***** Source material

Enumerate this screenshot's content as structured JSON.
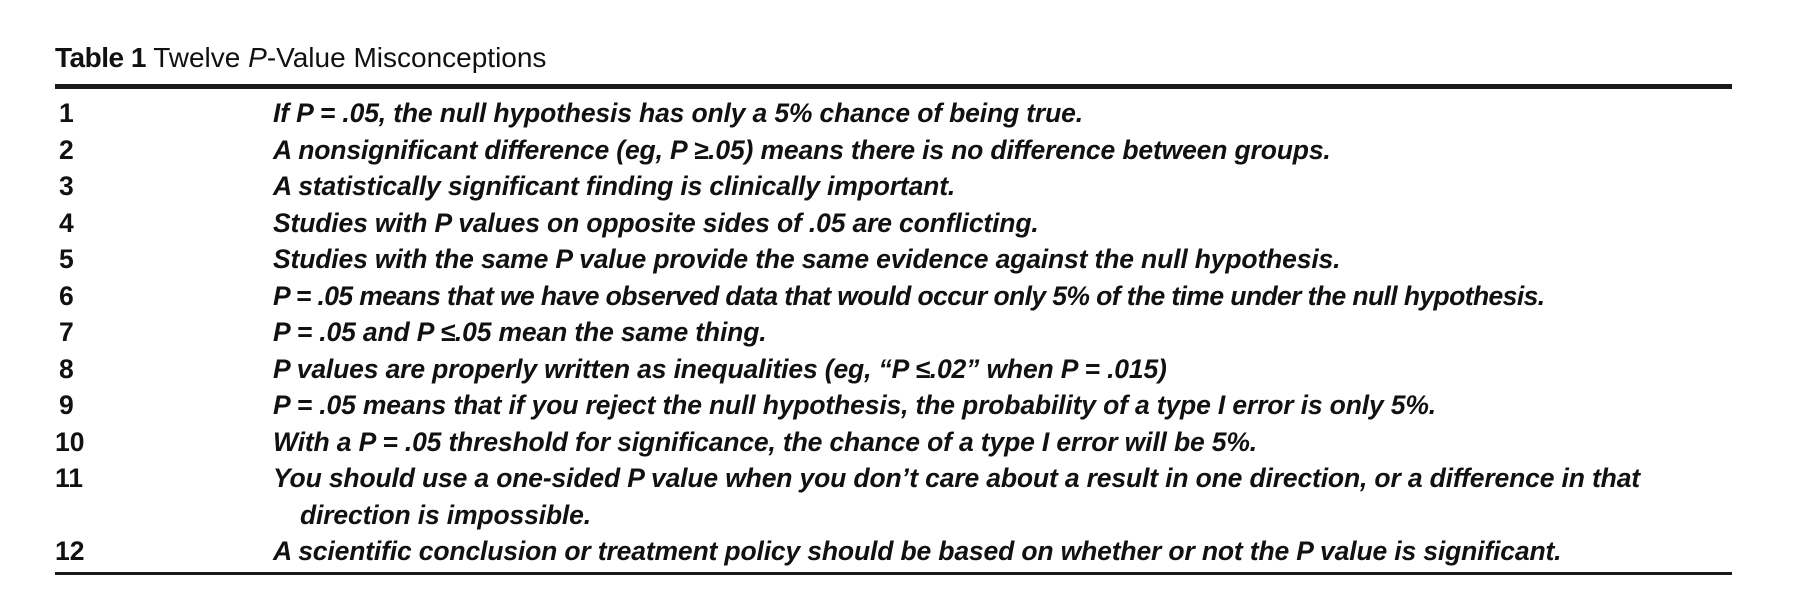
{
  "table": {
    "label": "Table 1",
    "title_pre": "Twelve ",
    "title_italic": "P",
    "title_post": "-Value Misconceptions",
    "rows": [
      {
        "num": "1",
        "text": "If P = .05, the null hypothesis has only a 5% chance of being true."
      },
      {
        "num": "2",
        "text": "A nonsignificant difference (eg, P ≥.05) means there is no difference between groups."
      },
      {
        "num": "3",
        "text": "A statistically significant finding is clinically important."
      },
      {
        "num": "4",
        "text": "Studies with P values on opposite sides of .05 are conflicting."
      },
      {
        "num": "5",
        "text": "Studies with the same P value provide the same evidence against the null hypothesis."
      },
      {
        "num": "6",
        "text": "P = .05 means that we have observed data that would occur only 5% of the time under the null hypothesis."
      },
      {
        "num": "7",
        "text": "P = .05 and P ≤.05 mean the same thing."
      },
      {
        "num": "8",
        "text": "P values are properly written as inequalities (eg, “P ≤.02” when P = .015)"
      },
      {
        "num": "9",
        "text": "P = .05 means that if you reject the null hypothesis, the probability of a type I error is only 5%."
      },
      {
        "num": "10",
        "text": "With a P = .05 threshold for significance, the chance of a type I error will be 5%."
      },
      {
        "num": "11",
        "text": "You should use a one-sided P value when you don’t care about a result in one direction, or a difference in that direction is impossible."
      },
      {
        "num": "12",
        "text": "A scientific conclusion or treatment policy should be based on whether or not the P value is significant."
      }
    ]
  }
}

**********
***** Source material

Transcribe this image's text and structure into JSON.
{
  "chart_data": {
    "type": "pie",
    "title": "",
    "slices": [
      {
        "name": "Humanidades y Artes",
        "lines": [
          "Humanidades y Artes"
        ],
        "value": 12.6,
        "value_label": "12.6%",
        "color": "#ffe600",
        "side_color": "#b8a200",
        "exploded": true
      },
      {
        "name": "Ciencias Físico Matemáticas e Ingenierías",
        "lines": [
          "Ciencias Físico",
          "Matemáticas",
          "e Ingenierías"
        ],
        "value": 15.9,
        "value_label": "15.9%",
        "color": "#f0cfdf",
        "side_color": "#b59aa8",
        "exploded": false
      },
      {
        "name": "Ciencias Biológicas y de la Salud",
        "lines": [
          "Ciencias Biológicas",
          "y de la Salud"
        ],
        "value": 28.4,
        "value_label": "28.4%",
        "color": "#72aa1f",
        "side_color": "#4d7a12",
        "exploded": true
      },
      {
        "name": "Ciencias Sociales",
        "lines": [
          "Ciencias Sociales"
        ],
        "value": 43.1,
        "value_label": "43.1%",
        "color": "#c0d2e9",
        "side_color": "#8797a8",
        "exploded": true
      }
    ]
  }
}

**********
***** Source material

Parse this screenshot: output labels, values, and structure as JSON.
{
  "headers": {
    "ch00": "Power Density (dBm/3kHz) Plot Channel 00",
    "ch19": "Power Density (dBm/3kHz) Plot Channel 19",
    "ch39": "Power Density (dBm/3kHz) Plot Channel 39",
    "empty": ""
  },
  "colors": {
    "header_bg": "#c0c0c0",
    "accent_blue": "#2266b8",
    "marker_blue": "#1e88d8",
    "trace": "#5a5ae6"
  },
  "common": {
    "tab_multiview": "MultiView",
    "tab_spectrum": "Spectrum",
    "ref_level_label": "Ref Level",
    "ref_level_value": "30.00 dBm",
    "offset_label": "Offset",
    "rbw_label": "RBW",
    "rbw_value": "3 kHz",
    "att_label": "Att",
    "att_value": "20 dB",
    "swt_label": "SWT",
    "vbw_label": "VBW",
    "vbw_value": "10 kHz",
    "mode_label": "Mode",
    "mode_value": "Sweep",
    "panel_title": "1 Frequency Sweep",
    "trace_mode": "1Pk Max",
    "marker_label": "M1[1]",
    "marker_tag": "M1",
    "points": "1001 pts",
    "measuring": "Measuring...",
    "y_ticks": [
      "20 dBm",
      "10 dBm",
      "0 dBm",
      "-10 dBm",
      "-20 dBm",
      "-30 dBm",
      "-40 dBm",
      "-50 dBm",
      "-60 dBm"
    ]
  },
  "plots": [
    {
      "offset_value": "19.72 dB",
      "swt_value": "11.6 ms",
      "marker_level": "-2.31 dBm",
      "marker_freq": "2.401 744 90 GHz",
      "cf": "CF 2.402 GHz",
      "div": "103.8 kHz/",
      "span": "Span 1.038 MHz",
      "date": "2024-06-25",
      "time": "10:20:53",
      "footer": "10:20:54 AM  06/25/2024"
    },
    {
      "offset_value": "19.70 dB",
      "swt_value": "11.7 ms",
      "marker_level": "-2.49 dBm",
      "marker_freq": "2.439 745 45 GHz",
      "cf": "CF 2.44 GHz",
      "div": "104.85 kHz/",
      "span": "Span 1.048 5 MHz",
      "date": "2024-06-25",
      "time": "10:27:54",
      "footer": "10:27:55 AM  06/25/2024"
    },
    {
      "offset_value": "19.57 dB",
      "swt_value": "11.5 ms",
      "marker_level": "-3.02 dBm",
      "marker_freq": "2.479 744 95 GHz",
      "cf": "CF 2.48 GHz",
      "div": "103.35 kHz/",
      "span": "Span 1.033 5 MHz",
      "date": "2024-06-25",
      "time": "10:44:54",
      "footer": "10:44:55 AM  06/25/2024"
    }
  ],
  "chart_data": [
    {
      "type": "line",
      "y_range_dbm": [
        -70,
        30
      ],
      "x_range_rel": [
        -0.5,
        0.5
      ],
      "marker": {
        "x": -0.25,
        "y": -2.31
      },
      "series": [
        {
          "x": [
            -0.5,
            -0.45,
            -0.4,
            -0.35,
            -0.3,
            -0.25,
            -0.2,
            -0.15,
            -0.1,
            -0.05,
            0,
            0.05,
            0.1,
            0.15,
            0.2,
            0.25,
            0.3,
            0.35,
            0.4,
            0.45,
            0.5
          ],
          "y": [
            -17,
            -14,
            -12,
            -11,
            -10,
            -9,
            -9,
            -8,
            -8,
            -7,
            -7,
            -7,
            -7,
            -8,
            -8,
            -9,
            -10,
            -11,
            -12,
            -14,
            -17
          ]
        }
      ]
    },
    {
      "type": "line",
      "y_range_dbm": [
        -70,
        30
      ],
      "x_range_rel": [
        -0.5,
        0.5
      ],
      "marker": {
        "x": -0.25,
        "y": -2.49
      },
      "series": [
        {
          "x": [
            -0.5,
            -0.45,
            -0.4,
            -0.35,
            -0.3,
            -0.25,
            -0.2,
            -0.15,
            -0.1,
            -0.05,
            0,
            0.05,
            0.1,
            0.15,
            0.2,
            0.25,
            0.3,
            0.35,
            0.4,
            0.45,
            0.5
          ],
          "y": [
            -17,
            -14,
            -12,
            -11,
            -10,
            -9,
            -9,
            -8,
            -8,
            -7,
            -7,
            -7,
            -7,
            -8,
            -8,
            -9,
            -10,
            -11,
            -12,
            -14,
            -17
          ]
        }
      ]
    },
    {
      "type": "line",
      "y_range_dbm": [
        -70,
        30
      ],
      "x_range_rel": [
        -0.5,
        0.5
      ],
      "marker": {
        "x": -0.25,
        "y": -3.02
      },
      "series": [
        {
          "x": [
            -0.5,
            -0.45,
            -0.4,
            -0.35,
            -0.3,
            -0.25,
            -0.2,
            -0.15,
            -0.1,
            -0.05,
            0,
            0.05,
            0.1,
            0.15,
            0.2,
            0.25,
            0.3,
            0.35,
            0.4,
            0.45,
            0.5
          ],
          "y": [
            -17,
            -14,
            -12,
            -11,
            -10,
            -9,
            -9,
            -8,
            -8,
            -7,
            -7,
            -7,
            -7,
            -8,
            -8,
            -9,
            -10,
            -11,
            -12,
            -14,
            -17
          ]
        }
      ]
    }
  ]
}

**********

* _Exercise_: Determine the number of lines containing "difference". Write only that number.

* _Exercise result_: 2